● **Given exercise**:
Extract and list every line that contains the word "포춘쿠키".

● **Recorded data**:
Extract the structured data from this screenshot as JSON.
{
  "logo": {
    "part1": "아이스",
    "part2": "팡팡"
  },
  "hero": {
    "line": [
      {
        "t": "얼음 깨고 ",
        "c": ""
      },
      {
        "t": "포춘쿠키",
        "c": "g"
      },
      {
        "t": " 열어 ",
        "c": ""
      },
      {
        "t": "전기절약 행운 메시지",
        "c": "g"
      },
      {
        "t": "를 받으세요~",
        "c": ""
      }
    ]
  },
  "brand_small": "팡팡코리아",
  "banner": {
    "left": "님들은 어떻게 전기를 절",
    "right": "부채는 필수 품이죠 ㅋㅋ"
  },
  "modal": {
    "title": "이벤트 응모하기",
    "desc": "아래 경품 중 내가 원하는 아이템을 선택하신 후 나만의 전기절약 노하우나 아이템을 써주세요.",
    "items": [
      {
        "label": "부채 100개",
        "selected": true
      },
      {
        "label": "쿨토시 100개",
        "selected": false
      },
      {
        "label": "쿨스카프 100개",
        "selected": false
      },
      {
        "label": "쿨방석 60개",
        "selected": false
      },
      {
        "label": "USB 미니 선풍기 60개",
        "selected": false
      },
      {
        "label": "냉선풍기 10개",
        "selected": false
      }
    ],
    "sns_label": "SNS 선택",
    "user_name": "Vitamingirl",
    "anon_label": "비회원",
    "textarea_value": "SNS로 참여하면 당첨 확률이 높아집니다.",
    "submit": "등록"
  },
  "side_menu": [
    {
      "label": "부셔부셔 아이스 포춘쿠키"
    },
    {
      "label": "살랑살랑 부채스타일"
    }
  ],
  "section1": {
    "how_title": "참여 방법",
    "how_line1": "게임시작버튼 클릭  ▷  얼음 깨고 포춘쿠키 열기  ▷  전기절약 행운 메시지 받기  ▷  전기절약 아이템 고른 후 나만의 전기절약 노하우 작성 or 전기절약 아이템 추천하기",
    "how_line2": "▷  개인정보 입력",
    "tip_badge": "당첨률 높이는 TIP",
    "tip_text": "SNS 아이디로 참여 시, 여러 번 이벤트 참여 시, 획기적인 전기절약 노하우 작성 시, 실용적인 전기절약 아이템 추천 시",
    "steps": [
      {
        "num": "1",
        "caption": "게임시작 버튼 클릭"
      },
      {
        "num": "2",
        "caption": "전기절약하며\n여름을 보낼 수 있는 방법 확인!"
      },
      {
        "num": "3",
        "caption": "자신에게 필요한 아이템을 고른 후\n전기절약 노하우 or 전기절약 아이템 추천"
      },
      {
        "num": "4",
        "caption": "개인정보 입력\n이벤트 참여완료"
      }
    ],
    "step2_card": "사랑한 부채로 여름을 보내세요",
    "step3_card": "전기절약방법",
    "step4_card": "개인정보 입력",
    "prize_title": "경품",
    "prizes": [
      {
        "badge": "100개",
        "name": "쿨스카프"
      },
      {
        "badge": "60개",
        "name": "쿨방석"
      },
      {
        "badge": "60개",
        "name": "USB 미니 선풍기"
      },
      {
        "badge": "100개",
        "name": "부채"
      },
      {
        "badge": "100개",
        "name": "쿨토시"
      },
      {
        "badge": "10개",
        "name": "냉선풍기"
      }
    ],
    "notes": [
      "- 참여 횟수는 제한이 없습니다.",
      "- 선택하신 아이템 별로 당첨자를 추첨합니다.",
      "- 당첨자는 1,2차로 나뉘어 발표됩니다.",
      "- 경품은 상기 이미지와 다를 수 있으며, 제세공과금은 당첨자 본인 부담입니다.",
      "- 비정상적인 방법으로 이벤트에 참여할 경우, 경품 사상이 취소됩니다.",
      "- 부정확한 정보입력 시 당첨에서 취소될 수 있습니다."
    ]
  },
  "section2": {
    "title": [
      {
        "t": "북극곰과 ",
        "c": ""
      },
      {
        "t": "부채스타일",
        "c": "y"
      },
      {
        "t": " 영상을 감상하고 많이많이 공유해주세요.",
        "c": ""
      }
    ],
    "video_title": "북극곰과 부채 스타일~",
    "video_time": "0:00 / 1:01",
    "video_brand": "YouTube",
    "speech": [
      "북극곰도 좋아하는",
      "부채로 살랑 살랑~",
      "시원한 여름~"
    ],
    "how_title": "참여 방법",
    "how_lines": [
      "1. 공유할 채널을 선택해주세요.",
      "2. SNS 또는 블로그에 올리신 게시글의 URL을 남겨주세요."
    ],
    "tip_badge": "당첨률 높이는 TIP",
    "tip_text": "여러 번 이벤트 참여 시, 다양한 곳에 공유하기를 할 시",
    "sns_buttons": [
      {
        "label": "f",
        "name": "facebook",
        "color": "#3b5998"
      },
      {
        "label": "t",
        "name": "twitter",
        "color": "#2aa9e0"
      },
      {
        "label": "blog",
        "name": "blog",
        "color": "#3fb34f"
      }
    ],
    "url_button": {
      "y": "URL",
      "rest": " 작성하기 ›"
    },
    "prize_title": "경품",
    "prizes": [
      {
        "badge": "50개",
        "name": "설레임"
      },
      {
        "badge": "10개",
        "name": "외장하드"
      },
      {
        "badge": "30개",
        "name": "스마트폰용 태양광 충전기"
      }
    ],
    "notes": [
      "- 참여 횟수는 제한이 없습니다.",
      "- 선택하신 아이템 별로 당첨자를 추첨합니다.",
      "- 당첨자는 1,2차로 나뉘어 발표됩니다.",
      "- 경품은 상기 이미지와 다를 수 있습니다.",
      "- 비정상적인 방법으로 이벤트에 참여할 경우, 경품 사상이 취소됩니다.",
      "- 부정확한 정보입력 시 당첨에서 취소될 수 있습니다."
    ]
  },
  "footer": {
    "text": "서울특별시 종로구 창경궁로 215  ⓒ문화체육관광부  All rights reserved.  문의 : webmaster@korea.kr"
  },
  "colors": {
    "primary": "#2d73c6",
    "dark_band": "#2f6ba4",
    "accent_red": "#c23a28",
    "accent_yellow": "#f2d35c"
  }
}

● **Correct answer**:
        "t": "포춘쿠키",
      "label": "부셔부셔 아이스 포춘쿠키"
    "how_line1": "게임시작버튼 클릭  ▷  얼음 깨고 포춘쿠키 열기  ▷  전기절약 행운 메시지 받기  ▷  전기절약 아이템 고른 후 나만의 전기절약 노하우 작성 or 전기절약 아이템 추천하기",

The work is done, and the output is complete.